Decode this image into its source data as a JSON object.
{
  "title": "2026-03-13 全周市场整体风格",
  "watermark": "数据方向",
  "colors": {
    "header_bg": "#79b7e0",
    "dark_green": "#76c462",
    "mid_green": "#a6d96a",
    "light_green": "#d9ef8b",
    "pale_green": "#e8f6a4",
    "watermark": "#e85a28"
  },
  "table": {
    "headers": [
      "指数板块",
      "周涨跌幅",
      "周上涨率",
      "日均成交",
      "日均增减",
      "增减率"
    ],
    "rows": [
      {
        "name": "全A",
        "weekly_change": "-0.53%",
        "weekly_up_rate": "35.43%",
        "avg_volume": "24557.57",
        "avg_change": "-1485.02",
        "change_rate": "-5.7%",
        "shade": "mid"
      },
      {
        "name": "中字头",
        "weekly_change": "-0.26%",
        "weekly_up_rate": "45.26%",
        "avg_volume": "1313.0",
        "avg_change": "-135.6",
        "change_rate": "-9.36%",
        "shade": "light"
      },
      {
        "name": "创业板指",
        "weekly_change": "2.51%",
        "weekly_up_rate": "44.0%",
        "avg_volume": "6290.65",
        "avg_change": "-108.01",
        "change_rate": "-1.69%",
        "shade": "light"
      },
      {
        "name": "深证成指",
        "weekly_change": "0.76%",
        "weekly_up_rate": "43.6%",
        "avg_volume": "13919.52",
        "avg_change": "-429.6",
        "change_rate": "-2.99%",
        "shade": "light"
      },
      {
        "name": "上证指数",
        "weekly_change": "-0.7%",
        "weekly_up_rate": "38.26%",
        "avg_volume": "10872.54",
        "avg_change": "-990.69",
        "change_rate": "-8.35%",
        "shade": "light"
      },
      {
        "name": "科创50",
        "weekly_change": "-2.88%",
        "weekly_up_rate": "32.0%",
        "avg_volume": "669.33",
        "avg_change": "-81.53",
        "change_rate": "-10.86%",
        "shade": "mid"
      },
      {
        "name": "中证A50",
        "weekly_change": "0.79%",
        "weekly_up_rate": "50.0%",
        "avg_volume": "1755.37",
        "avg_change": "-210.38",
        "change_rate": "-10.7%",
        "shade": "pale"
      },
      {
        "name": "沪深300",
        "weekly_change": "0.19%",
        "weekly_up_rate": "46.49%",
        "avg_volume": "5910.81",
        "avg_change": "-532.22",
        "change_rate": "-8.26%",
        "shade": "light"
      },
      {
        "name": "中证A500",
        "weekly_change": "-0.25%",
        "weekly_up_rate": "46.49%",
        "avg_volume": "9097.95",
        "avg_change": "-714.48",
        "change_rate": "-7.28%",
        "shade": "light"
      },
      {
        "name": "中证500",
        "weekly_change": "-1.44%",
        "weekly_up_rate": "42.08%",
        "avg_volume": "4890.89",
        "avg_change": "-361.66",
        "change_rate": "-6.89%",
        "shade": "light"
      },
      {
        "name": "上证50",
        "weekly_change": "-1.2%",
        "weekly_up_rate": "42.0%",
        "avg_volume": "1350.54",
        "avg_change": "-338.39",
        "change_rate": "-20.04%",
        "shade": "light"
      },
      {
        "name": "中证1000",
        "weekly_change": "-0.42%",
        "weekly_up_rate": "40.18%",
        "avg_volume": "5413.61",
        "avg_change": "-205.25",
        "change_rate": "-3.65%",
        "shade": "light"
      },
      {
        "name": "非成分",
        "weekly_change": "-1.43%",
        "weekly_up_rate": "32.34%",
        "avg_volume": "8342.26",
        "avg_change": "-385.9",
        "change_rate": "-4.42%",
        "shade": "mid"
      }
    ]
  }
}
......
Transcribe all of the material exactly. Omit nothing.

Decode this image into its source data as a JSON object.
{
  "title": "2026-03-13 全周市场整体风格",
  "watermark": "数据方向",
  "colors": {
    "header_bg": "#79b7e0",
    "dark_green": "#76c462",
    "mid_green": "#a6d96a",
    "light_green": "#d9ef8b",
    "pale_green": "#e8f6a4",
    "watermark": "#e85a28"
  },
  "table": {
    "headers": [
      "指数板块",
      "周涨跌幅",
      "周上涨率",
      "日均成交",
      "日均增减",
      "增减率"
    ],
    "rows": [
      {
        "name": "全A",
        "weekly_change": "-0.53%",
        "weekly_up_rate": "35.43%",
        "avg_volume": "24557.57",
        "avg_change": "-1485.02",
        "change_rate": "-5.7%",
        "shade": "mid"
      },
      {
        "name": "中字头",
        "weekly_change": "-0.26%",
        "weekly_up_rate": "45.26%",
        "avg_volume": "1313.0",
        "avg_change": "-135.6",
        "change_rate": "-9.36%",
        "shade": "light"
      },
      {
        "name": "创业板指",
        "weekly_change": "2.51%",
        "weekly_up_rate": "44.0%",
        "avg_volume": "6290.65",
        "avg_change": "-108.01",
        "change_rate": "-1.69%",
        "shade": "light"
      },
      {
        "name": "深证成指",
        "weekly_change": "0.76%",
        "weekly_up_rate": "43.6%",
        "avg_volume": "13919.52",
        "avg_change": "-429.6",
        "change_rate": "-2.99%",
        "shade": "light"
      },
      {
        "name": "上证指数",
        "weekly_change": "-0.7%",
        "weekly_up_rate": "38.26%",
        "avg_volume": "10872.54",
        "avg_change": "-990.69",
        "change_rate": "-8.35%",
        "shade": "light"
      },
      {
        "name": "科创50",
        "weekly_change": "-2.88%",
        "weekly_up_rate": "32.0%",
        "avg_volume": "669.33",
        "avg_change": "-81.53",
        "change_rate": "-10.86%",
        "shade": "mid"
      },
      {
        "name": "中证A50",
        "weekly_change": "0.79%",
        "weekly_up_rate": "50.0%",
        "avg_volume": "1755.37",
        "avg_change": "-210.38",
        "change_rate": "-10.7%",
        "shade": "pale"
      },
      {
        "name": "沪深300",
        "weekly_change": "0.19%",
        "weekly_up_rate": "46.49%",
        "avg_volume": "5910.81",
        "avg_change": "-532.22",
        "change_rate": "-8.26%",
        "shade": "light"
      },
      {
        "name": "中证A500",
        "weekly_change": "-0.25%",
        "weekly_up_rate": "46.49%",
        "avg_volume": "9097.95",
        "avg_change": "-714.48",
        "change_rate": "-7.28%",
        "shade": "light"
      },
      {
        "name": "中证500",
        "weekly_change": "-1.44%",
        "weekly_up_rate": "42.08%",
        "avg_volume": "4890.89",
        "avg_change": "-361.66",
        "change_rate": "-6.89%",
        "shade": "light"
      },
      {
        "name": "上证50",
        "weekly_change": "-1.2%",
        "weekly_up_rate": "42.0%",
        "avg_volume": "1350.54",
        "avg_change": "-338.39",
        "change_rate": "-20.04%",
        "shade": "light"
      },
      {
        "name": "中证1000",
        "weekly_change": "-0.42%",
        "weekly_up_rate": "40.18%",
        "avg_volume": "5413.61",
        "avg_change": "-205.25",
        "change_rate": "-3.65%",
        "shade": "light"
      },
      {
        "name": "非成分",
        "weekly_change": "-1.43%",
        "weekly_up_rate": "32.34%",
        "avg_volume": "8342.26",
        "avg_change": "-385.9",
        "change_rate": "-4.42%",
        "shade": "mid"
      }
    ]
  }
}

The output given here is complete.